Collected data
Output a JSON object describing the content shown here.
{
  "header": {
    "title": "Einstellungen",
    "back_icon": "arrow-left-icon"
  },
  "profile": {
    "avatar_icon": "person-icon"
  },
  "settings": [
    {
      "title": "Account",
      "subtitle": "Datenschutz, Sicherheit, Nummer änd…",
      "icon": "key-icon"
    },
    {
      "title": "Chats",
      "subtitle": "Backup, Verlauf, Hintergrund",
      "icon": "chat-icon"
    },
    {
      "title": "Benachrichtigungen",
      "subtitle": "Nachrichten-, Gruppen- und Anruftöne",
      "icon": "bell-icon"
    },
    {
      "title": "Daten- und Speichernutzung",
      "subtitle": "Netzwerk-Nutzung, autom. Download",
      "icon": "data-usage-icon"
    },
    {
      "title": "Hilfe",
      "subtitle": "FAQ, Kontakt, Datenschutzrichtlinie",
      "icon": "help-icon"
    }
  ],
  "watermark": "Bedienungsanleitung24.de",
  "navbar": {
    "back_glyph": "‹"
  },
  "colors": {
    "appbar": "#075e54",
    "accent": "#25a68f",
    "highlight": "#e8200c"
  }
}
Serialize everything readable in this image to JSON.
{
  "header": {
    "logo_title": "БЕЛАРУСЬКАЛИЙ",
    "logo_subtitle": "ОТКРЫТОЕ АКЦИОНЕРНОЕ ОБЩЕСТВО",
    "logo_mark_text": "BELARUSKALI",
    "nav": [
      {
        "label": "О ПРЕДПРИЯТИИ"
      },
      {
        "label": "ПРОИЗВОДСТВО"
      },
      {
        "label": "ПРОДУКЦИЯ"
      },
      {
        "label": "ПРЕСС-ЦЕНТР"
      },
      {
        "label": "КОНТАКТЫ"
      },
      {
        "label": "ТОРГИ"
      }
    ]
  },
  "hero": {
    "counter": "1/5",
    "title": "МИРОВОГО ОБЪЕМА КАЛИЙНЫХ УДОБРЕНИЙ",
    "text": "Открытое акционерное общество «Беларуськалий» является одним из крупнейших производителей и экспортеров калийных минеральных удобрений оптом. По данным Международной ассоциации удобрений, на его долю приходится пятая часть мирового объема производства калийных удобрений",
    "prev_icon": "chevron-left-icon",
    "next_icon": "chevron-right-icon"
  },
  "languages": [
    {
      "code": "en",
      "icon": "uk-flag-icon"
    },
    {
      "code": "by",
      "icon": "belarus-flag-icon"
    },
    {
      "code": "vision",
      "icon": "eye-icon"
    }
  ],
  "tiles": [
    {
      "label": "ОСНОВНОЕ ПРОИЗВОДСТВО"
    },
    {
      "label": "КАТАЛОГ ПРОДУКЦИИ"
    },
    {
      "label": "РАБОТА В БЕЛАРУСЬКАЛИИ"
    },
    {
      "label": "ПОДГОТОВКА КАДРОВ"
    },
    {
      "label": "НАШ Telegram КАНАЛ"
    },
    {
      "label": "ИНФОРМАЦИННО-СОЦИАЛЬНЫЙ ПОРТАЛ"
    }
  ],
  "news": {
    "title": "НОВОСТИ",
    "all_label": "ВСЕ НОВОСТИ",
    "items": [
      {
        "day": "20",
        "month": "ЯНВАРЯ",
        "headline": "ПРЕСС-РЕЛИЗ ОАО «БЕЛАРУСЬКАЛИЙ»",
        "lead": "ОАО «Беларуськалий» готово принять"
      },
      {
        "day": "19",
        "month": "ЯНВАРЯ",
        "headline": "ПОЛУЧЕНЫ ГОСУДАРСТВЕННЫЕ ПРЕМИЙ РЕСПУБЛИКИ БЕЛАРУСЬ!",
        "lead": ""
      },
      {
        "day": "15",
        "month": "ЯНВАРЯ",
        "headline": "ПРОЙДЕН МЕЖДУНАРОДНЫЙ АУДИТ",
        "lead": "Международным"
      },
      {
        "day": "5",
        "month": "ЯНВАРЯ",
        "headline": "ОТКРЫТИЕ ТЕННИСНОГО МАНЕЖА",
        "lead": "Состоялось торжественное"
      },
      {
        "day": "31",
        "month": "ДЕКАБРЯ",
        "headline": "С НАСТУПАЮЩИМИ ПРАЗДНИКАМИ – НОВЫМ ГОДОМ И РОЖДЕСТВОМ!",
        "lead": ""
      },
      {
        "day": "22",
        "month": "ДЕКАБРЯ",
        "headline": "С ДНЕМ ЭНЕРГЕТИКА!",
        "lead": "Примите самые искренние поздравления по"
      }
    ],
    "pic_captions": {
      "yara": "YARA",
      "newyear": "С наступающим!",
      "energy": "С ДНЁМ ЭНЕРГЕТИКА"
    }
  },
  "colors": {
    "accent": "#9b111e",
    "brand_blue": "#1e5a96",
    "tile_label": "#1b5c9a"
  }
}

- **THE PROBLEM**
Write out the records shown above, exactly as they appear.

- **THE SOLUTION**
Output a JSON object describing the content shown here.
{
  "header": {
    "title": "Einstellungen",
    "back_icon": "arrow-left-icon"
  },
  "profile": {
    "avatar_icon": "person-icon"
  },
  "settings": [
    {
      "title": "Account",
      "subtitle": "Datenschutz, Sicherheit, Nummer änd…",
      "icon": "key-icon"
    },
    {
      "title": "Chats",
      "subtitle": "Backup, Verlauf, Hintergrund",
      "icon": "chat-icon"
    },
    {
      "title": "Benachrichtigungen",
      "subtitle": "Nachrichten-, Gruppen- und Anruftöne",
      "icon": "bell-icon"
    },
    {
      "title": "Daten- und Speichernutzung",
      "subtitle": "Netzwerk-Nutzung, autom. Download",
      "icon": "data-usage-icon"
    },
    {
      "title": "Hilfe",
      "subtitle": "FAQ, Kontakt, Datenschutzrichtlinie",
      "icon": "help-icon"
    }
  ],
  "watermark": "Bedienungsanleitung24.de",
  "navbar": {
    "back_glyph": "‹"
  },
  "colors": {
    "appbar": "#075e54",
    "accent": "#25a68f",
    "highlight": "#e8200c"
  }
}
Serialize everything readable in this image to JSON.
{
  "header": {
    "logo_title": "БЕЛАРУСЬКАЛИЙ",
    "logo_subtitle": "ОТКРЫТОЕ АКЦИОНЕРНОЕ ОБЩЕСТВО",
    "logo_mark_text": "BELARUSKALI",
    "nav": [
      {
        "label": "О ПРЕДПРИЯТИИ"
      },
      {
        "label": "ПРОИЗВОДСТВО"
      },
      {
        "label": "ПРОДУКЦИЯ"
      },
      {
        "label": "ПРЕСС-ЦЕНТР"
      },
      {
        "label": "КОНТАКТЫ"
      },
      {
        "label": "ТОРГИ"
      }
    ]
  },
  "hero": {
    "counter": "1/5",
    "title": "МИРОВОГО ОБЪЕМА КАЛИЙНЫХ УДОБРЕНИЙ",
    "text": "Открытое акционерное общество «Беларуськалий» является одним из крупнейших производителей и экспортеров калийных минеральных удобрений оптом. По данным Международной ассоциации удобрений, на его долю приходится пятая часть мирового объема производства калийных удобрений",
    "prev_icon": "chevron-left-icon",
    "next_icon": "chevron-right-icon"
  },
  "languages": [
    {
      "code": "en",
      "icon": "uk-flag-icon"
    },
    {
      "code": "by",
      "icon": "belarus-flag-icon"
    },
    {
      "code": "vision",
      "icon": "eye-icon"
    }
  ],
  "tiles": [
    {
      "label": "ОСНОВНОЕ ПРОИЗВОДСТВО"
    },
    {
      "label": "КАТАЛОГ ПРОДУКЦИИ"
    },
    {
      "label": "РАБОТА В БЕЛАРУСЬКАЛИИ"
    },
    {
      "label": "ПОДГОТОВКА КАДРОВ"
    },
    {
      "label": "НАШ Telegram КАНАЛ"
    },
    {
      "label": "ИНФОРМАЦИННО-СОЦИАЛЬНЫЙ ПОРТАЛ"
    }
  ],
  "news": {
    "title": "НОВОСТИ",
    "all_label": "ВСЕ НОВОСТИ",
    "items": [
      {
        "day": "20",
        "month": "ЯНВАРЯ",
        "headline": "ПРЕСС-РЕЛИЗ ОАО «БЕЛАРУСЬКАЛИЙ»",
        "lead": "ОАО «Беларуськалий» готово принять"
      },
      {
        "day": "19",
        "month": "ЯНВАРЯ",
        "headline": "ПОЛУЧЕНЫ ГОСУДАРСТВЕННЫЕ ПРЕМИЙ РЕСПУБЛИКИ БЕЛАРУСЬ!",
        "lead": ""
      },
      {
        "day": "15",
        "month": "ЯНВАРЯ",
        "headline": "ПРОЙДЕН МЕЖДУНАРОДНЫЙ АУДИТ",
        "lead": "Международным"
      },
      {
        "day": "5",
        "month": "ЯНВАРЯ",
        "headline": "ОТКРЫТИЕ ТЕННИСНОГО МАНЕЖА",
        "lead": "Состоялось торжественное"
      },
      {
        "day": "31",
        "month": "ДЕКАБРЯ",
        "headline": "С НАСТУПАЮЩИМИ ПРАЗДНИКАМИ – НОВЫМ ГОДОМ И РОЖДЕСТВОМ!",
        "lead": ""
      },
      {
        "day": "22",
        "month": "ДЕКАБРЯ",
        "headline": "С ДНЕМ ЭНЕРГЕТИКА!",
        "lead": "Примите самые искренние поздравления по"
      }
    ],
    "pic_captions": {
      "yara": "YARA",
      "newyear": "С наступающим!",
      "energy": "С ДНЁМ ЭНЕРГЕТИКА"
    }
  },
  "colors": {
    "accent": "#9b111e",
    "brand_blue": "#1e5a96",
    "tile_label": "#1b5c9a"
  }
}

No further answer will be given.